Exercise aim -> Read the listing and extract each line that includes the word "data".

■ ■ ■ ■ ■ ■ ■

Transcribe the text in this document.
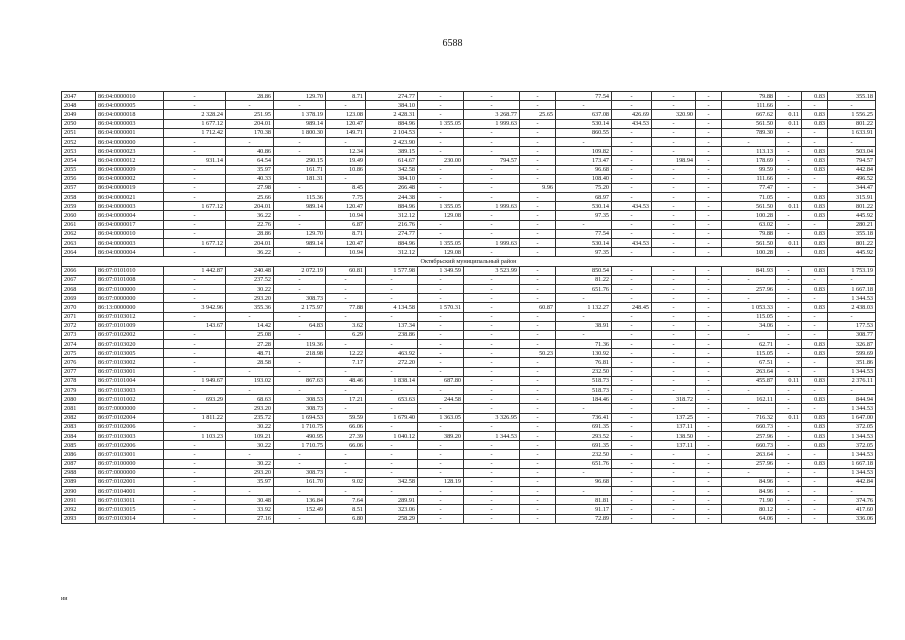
6588
2047	86:04:0000010	-	28.86	129.70	8.71	274.77	-	-	-	77.54	-	-	-	79.88	-	0.83	355.18
2048	86:04:0000005	-	-	-	-	384.10	-	-	-	-	-	-	-	111.66	-	-	-
2049	86:04:0000018	2 328.24	251.95	1 378.19	123.08	2 428.31	-	3 268.77	25.65	637.08	426.69	320.90	-	667.62	0.11	0.83	1 556.25
2050	86:04:0000003	1 677.12	204.01	989.14	120.47	884.96	1 355.05	1 999.63	-	530.14	434.53	-	-	561.50	0.11	0.83	801.22
2051	86:04:0000001	1 712.42	170.38	1 800.30	149.71	2 104.53	-	-	-	860.55	-	-	-	789.30	-	-	1 633.91
2052	86:04:0000000	-	-	-	-	2 423.90	-	-	-	-	-	-	-	-	-	-	-
2053	86:04:0000023	-	40.86	-	12.34	389.15	-	-	-	109.82	-	-	-	113.13	-	0.83	503.04
2054	86:04:0000012	931.14	64.54	290.15	19.49	614.67	230.00	794.57	-	173.47	-	198.94	-	178.69	-	0.83	794.57
2055	86:04:0000009	-	35.97	161.71	10.86	342.58	-	-	-	96.68	-	-	-	99.59	-	0.83	442.84
2056	86:04:0000002	-	40.33	181.31	-	384.10	-	-	-	108.40	-	-	-	111.66	-	-	496.52
2057	86:04:0000019	-	27.98	-	8.45	266.48	-	-	9.96	75.20	-	-	-	77.47	-	-	344.47
2058	86:04:0000021	-	25.66	115.36	7.75	244.38	-	-	-	68.97	-	-	-	71.05	-	0.83	315.91
2059	86:04:0000003	1 677.12	204.01	989.14	120.47	884.96	1 355.05	1 999.63	-	530.14	434.53	-	-	561.50	0.11	0.83	801.22
2060	86:04:0000004	-	36.22	-	10.94	312.12	129.08	-	-	97.35	-	-	-	100.28	-	0.83	445.92
2061	86:04:0000017	-	22.76	-	6.87	216.76	-	-	-	-	-	-	-	63.02	-	-	280.21
2062	86:04:0000010	-	28.86	129.70	8.71	274.77	-	-	-	77.54	-	-	-	79.88	-	0.83	355.18
2063	86:04:0000003	1 677.12	204.01	989.14	120.47	884.96	1 355.05	1 999.63	-	530.14	434.53	-	-	561.50	0.11	0.83	801.22
2064	86:04:0000004	-	36.22	-	10.94	312.12	129.08	-	-	97.35	-	-	-	100.28	-	0.83	445.92
Октябрьский муниципальный район																	
2066	86:07:0101010	1 442.87	240.48	2 072.19	60.81	1 577.98	1 349.59	3 523.99	-	850.54	-	-	-	841.93	-	0.83	1 753.19
2067	86:07:0101008	-	237.52	-	-	-	-	-	-	81.22	-	-	-	-	-	-	-
2068	86:07:0100000	-	30.22	-	-	-	-	-	-	651.76	-	-	-	257.96	-	0.83	1 667.18
2069	86:07:0000000	-	293.20	308.73	-	-	-	-	-	-	-	-	-	-	-	-	1 344.53
2070	86:13:0000000	3 942.96	355.36	2 175.97	77.88	4 134.58	1 570.31	-	60.87	1 132.27	248.45	-	-	1 053.33	-	0.83	2 438.03
2071	86:07:0103012	-	-	-	-	-	-	-	-	-	-	-	-	115.05	-	-	-
2072	86:07:0101009	143.67	14.42	64.83	3.62	137.34	-	-	-	38.91	-	-	-	34.06	-	-	177.53
2073	86:07:0102002	-	25.08	-	6.29	238.86	-	-	-	-	-	-	-	-	-	-	308.77
2074	86:07:0103020	-	27.28	119.36	-	-	-	-	-	71.36	-	-	-	62.71	-	0.83	326.87
2075	86:07:0103005	-	48.71	218.98	12.22	463.92	-	-	50.23	130.92	-	-	-	115.05	-	0.83	599.69
2076	86:07:0103002	-	28.58	-	7.17	272.20	-	-	-	76.81	-	-	-	67.51	-	-	351.86
2077	86:07:0103001	-	-	-	-	-	-	-	-	232.50	-	-	-	263.64	-	-	1 344.53
2078	86:07:0101004	1 949.67	193.02	867.63	48.46	1 838.14	687.80	-	-	518.73	-	-	-	455.87	0.11	0.83	2 376.11
2079	86:07:0103003	-	-	-	-	-	-	-	-	518.73	-	-	-	-	-	-	-
2080	86:07:0101002	693.29	68.63	308.53	17.21	653.63	244.58	-	-	184.46	-	318.72	-	162.11	-	0.83	844.94
2081	86:07:0000000	-	293.20	308.73	-	-	-	-	-	-	-	-	-	-	-	-	1 344.53
2082	86:07:0102004	1 811.22	235.72	1 694.53	59.59	1 679.40	1 363.05	3 326.95	-	736.41	-	137.25	-	716.32	0.11	0.83	1 647.00
2083	86:07:0102006	-	30.22	1 710.75	66.06	-	-	-	-	691.35	-	137.11	-	660.73	-	0.83	372.05
2084	86:07:0103003	1 103.23	109.21	490.95	27.39	1 040.12	389.20	1 344.53	-	293.52	-	138.50	-	257.96	-	0.83	1 344.53
2085	86:07:0102006	-	30.22	1 710.75	66.06	-	-	-	-	691.35	-	137.11	-	660.73	-	0.83	372.05
2086	86:07:0103001	-	-	-	-	-	-	-	-	232.50	-	-	-	263.64	-	-	1 344.53
2087	86:07:0100000	-	30.22	-	-	-	-	-	-	651.76	-	-	-	257.96	-	0.83	1 667.18
2988	86:07:0000000	-	293.20	308.73	-	-	-	-	-	-	-	-	-	-	-	-	1 344.53
2089	86:07:0102001	-	35.97	161.70	9.02	342.58	128.19	-	-	96.68	-	-	-	84.96	-	-	442.84
2090	86:07:0104001	-	-	-	-	-	-	-	-	-	-	-	-	84.96	-	-	-
2091	86:07:0103011	-	30.48	136.84	7.64	289.91	-	-	-	81.81	-	-	-	71.90	-	-	374.76
2092	86:07:0103015	-	33.92	152.49	8.51	323.06	-	-	-	91.17	-	-	-	80.12	-	-	417.60
2093	86:07:0103014	-	27.16	-	6.80	258.29	-	-	-	72.89	-	-	-	64.06	-	-	336.06
ии
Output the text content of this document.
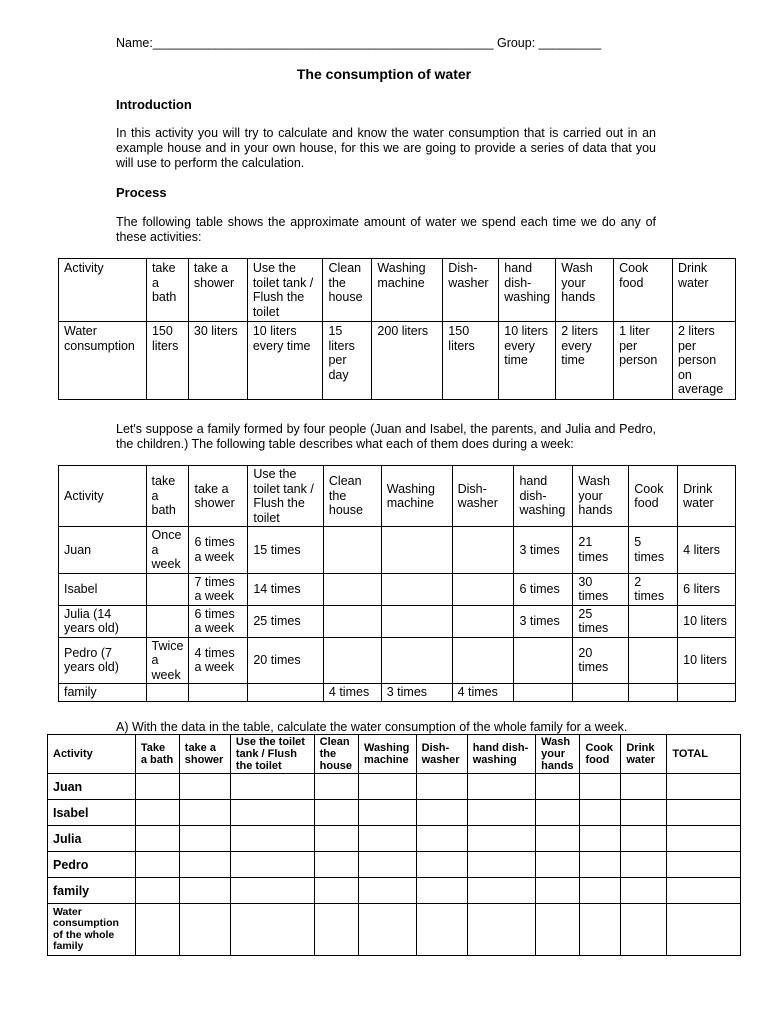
Name:_________________________________________________ Group: _________
The consumption of water
Introduction
In this activity you will try to calculate and know the water consumption that is carried out in an example house and in your own house, for this we are going to provide a series of data that you will use to perform the calculation.
Process
The following table shows the approximate amount of water we spend each time we do any of these activities:
Activity	take a bath	take a shower	Use the toilet tank / Flush the toilet	Clean the house	Washing machine	Dish-washer	hand dish-washing	Wash your hands	Cook food	Drink water
Water consumption	150 liters	30 liters	10 liters every time	15 liters per day	200 liters	150 liters	10 liters every time	2 liters every time	1 liter per person	2 liters per person on average
Let's suppose a family formed by four people (Juan and Isabel, the parents, and Julia and Pedro, the children.) The following table describes what each of them does during a week:
Activity	take a bath	take a shower	Use the toilet tank / Flush the toilet	Clean the house	Washing machine	Dish-washer	hand dish-washing	Wash your hands	Cook food	Drink water
Juan	Once a week	6 times a week	15 times				3 times	21 times	5 times	4 liters
Isabel		7 times a week	14 times				6 times	30 times	2 times	6 liters
Julia (14 years old)		6 times a week	25 times				3 times	25 times		10 liters
Pedro (7 years old)	Twice a week	4 times a week	20 times					20 times		10 liters
family				4 times	3 times	4 times				
A) With the data in the table, calculate the water consumption of the whole family for a week.
Activity	Take a bath	take a shower	Use the toilet tank / Flush the toilet	Clean the house	Washing machine	Dish-washer	hand dish-washing	Wash your hands	Cook food	Drink water	TOTAL
Juan											
Isabel											
Julia											
Pedro											
family											
Water consumption of the whole family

■ ■ ■ ■ ■ ■ ■

Output ->
In this activity you will try to calculate and know the water consumption that is carried out in an example house and in your own house, for this we are going to provide a series of data that you will use to perform the calculation.
A) With the data in the table, calculate the water consumption of the whole family for a week.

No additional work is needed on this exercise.